-- Stored data start --

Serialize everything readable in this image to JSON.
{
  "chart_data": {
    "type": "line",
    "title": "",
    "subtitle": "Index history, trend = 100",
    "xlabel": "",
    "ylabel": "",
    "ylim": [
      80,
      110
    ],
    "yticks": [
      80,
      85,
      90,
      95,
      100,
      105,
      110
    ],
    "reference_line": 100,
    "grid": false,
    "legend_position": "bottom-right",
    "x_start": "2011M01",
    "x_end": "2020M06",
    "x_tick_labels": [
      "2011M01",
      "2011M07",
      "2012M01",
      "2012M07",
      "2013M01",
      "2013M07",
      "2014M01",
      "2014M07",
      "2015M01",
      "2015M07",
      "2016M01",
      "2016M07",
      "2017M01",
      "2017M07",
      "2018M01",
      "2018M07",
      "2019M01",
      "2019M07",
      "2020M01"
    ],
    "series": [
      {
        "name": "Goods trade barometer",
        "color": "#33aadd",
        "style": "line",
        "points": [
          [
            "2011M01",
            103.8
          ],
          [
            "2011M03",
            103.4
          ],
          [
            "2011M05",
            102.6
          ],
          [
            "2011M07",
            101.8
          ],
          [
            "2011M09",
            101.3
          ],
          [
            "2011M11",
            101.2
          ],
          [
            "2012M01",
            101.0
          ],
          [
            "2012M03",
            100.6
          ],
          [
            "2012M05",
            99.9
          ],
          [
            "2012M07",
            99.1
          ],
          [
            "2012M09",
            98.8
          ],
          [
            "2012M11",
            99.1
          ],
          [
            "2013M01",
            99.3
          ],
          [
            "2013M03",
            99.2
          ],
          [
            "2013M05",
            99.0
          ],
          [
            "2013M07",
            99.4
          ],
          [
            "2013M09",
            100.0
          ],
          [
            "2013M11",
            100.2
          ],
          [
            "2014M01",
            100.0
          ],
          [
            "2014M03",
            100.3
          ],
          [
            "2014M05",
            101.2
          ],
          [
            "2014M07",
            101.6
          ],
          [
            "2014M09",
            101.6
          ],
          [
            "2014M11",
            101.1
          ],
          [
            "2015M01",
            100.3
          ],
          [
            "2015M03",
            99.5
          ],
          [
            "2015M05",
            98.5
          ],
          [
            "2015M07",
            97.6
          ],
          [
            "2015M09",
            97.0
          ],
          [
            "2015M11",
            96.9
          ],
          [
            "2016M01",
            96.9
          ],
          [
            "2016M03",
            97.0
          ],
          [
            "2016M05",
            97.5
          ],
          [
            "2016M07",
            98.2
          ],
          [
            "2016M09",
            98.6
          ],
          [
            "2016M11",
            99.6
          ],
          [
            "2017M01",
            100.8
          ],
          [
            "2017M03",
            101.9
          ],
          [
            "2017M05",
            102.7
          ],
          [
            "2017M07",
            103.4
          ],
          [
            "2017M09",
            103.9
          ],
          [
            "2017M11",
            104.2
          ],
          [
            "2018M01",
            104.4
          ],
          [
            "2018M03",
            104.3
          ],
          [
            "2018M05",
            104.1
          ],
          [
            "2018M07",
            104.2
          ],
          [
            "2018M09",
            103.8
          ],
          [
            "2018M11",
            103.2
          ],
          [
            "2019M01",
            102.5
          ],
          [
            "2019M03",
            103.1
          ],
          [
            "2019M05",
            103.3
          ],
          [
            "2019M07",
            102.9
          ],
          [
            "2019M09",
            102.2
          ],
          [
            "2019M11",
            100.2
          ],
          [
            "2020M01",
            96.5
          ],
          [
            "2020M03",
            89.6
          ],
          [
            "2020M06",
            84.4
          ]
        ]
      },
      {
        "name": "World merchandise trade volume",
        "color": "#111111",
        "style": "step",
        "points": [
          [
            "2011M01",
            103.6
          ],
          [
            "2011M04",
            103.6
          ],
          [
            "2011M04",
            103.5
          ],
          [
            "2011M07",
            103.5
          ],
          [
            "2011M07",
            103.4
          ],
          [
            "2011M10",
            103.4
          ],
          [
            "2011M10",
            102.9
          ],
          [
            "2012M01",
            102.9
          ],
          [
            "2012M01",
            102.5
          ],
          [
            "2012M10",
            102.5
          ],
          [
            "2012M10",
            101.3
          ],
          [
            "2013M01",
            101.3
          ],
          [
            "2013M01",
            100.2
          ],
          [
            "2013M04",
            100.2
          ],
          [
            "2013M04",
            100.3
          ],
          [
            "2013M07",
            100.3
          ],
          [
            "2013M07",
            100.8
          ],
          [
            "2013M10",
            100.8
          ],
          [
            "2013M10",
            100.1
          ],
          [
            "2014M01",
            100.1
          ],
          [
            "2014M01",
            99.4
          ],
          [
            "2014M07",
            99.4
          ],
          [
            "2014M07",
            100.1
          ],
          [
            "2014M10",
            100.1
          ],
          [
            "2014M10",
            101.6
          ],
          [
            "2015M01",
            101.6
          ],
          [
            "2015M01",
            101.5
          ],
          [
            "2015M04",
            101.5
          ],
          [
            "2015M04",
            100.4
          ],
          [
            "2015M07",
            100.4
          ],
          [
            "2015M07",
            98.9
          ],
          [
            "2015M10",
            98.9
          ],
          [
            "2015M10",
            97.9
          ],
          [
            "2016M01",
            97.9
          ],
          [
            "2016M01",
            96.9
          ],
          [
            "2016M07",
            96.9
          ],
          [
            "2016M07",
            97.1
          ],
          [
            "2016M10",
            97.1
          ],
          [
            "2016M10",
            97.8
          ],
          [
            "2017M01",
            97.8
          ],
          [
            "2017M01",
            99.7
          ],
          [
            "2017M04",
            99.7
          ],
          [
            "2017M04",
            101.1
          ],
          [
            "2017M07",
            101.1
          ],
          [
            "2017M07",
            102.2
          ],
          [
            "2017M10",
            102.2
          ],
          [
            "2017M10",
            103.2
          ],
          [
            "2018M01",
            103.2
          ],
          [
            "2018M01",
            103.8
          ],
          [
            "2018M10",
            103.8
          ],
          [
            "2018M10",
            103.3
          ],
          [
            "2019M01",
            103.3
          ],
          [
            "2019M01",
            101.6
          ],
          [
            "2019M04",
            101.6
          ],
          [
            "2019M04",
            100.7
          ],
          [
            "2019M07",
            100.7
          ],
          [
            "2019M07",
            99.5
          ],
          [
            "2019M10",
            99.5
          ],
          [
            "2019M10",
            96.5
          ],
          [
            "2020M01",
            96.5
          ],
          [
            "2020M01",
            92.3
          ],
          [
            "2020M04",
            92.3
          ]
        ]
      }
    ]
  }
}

-- Stored data end --

§ **Task goal**
Write out the entries in full, exactly as given.

§ **Answer to the task**
Serialize everything readable in this image to JSON.
{
  "chart_data": {
    "type": "line",
    "title": "",
    "subtitle": "Index history, trend = 100",
    "xlabel": "",
    "ylabel": "",
    "ylim": [
      80,
      110
    ],
    "yticks": [
      80,
      85,
      90,
      95,
      100,
      105,
      110
    ],
    "reference_line": 100,
    "grid": false,
    "legend_position": "bottom-right",
    "x_start": "2011M01",
    "x_end": "2020M06",
    "x_tick_labels": [
      "2011M01",
      "2011M07",
      "2012M01",
      "2012M07",
      "2013M01",
      "2013M07",
      "2014M01",
      "2014M07",
      "2015M01",
      "2015M07",
      "2016M01",
      "2016M07",
      "2017M01",
      "2017M07",
      "2018M01",
      "2018M07",
      "2019M01",
      "2019M07",
      "2020M01"
    ],
    "series": [
      {
        "name": "Goods trade barometer",
        "color": "#33aadd",
        "style": "line",
        "points": [
          [
            "2011M01",
            103.8
          ],
          [
            "2011M03",
            103.4
          ],
          [
            "2011M05",
            102.6
          ],
          [
            "2011M07",
            101.8
          ],
          [
            "2011M09",
            101.3
          ],
          [
            "2011M11",
            101.2
          ],
          [
            "2012M01",
            101.0
          ],
          [
            "2012M03",
            100.6
          ],
          [
            "2012M05",
            99.9
          ],
          [
            "2012M07",
            99.1
          ],
          [
            "2012M09",
            98.8
          ],
          [
            "2012M11",
            99.1
          ],
          [
            "2013M01",
            99.3
          ],
          [
            "2013M03",
            99.2
          ],
          [
            "2013M05",
            99.0
          ],
          [
            "2013M07",
            99.4
          ],
          [
            "2013M09",
            100.0
          ],
          [
            "2013M11",
            100.2
          ],
          [
            "2014M01",
            100.0
          ],
          [
            "2014M03",
            100.3
          ],
          [
            "2014M05",
            101.2
          ],
          [
            "2014M07",
            101.6
          ],
          [
            "2014M09",
            101.6
          ],
          [
            "2014M11",
            101.1
          ],
          [
            "2015M01",
            100.3
          ],
          [
            "2015M03",
            99.5
          ],
          [
            "2015M05",
            98.5
          ],
          [
            "2015M07",
            97.6
          ],
          [
            "2015M09",
            97.0
          ],
          [
            "2015M11",
            96.9
          ],
          [
            "2016M01",
            96.9
          ],
          [
            "2016M03",
            97.0
          ],
          [
            "2016M05",
            97.5
          ],
          [
            "2016M07",
            98.2
          ],
          [
            "2016M09",
            98.6
          ],
          [
            "2016M11",
            99.6
          ],
          [
            "2017M01",
            100.8
          ],
          [
            "2017M03",
            101.9
          ],
          [
            "2017M05",
            102.7
          ],
          [
            "2017M07",
            103.4
          ],
          [
            "2017M09",
            103.9
          ],
          [
            "2017M11",
            104.2
          ],
          [
            "2018M01",
            104.4
          ],
          [
            "2018M03",
            104.3
          ],
          [
            "2018M05",
            104.1
          ],
          [
            "2018M07",
            104.2
          ],
          [
            "2018M09",
            103.8
          ],
          [
            "2018M11",
            103.2
          ],
          [
            "2019M01",
            102.5
          ],
          [
            "2019M03",
            103.1
          ],
          [
            "2019M05",
            103.3
          ],
          [
            "2019M07",
            102.9
          ],
          [
            "2019M09",
            102.2
          ],
          [
            "2019M11",
            100.2
          ],
          [
            "2020M01",
            96.5
          ],
          [
            "2020M03",
            89.6
          ],
          [
            "2020M06",
            84.4
          ]
        ]
      },
      {
        "name": "World merchandise trade volume",
        "color": "#111111",
        "style": "step",
        "points": [
          [
            "2011M01",
            103.6
          ],
          [
            "2011M04",
            103.6
          ],
          [
            "2011M04",
            103.5
          ],
          [
            "2011M07",
            103.5
          ],
          [
            "2011M07",
            103.4
          ],
          [
            "2011M10",
            103.4
          ],
          [
            "2011M10",
            102.9
          ],
          [
            "2012M01",
            102.9
          ],
          [
            "2012M01",
            102.5
          ],
          [
            "2012M10",
            102.5
          ],
          [
            "2012M10",
            101.3
          ],
          [
            "2013M01",
            101.3
          ],
          [
            "2013M01",
            100.2
          ],
          [
            "2013M04",
            100.2
          ],
          [
            "2013M04",
            100.3
          ],
          [
            "2013M07",
            100.3
          ],
          [
            "2013M07",
            100.8
          ],
          [
            "2013M10",
            100.8
          ],
          [
            "2013M10",
            100.1
          ],
          [
            "2014M01",
            100.1
          ],
          [
            "2014M01",
            99.4
          ],
          [
            "2014M07",
            99.4
          ],
          [
            "2014M07",
            100.1
          ],
          [
            "2014M10",
            100.1
          ],
          [
            "2014M10",
            101.6
          ],
          [
            "2015M01",
            101.6
          ],
          [
            "2015M01",
            101.5
          ],
          [
            "2015M04",
            101.5
          ],
          [
            "2015M04",
            100.4
          ],
          [
            "2015M07",
            100.4
          ],
          [
            "2015M07",
            98.9
          ],
          [
            "2015M10",
            98.9
          ],
          [
            "2015M10",
            97.9
          ],
          [
            "2016M01",
            97.9
          ],
          [
            "2016M01",
            96.9
          ],
          [
            "2016M07",
            96.9
          ],
          [
            "2016M07",
            97.1
          ],
          [
            "2016M10",
            97.1
          ],
          [
            "2016M10",
            97.8
          ],
          [
            "2017M01",
            97.8
          ],
          [
            "2017M01",
            99.7
          ],
          [
            "2017M04",
            99.7
          ],
          [
            "2017M04",
            101.1
          ],
          [
            "2017M07",
            101.1
          ],
          [
            "2017M07",
            102.2
          ],
          [
            "2017M10",
            102.2
          ],
          [
            "2017M10",
            103.2
          ],
          [
            "2018M01",
            103.2
          ],
          [
            "2018M01",
            103.8
          ],
          [
            "2018M10",
            103.8
          ],
          [
            "2018M10",
            103.3
          ],
          [
            "2019M01",
            103.3
          ],
          [
            "2019M01",
            101.6
          ],
          [
            "2019M04",
            101.6
          ],
          [
            "2019M04",
            100.7
          ],
          [
            "2019M07",
            100.7
          ],
          [
            "2019M07",
            99.5
          ],
          [
            "2019M10",
            99.5
          ],
          [
            "2019M10",
            96.5
          ],
          [
            "2020M01",
            96.5
          ],
          [
            "2020M01",
            92.3
          ],
          [
            "2020M04",
            92.3
          ]
        ]
      }
    ]
  }
}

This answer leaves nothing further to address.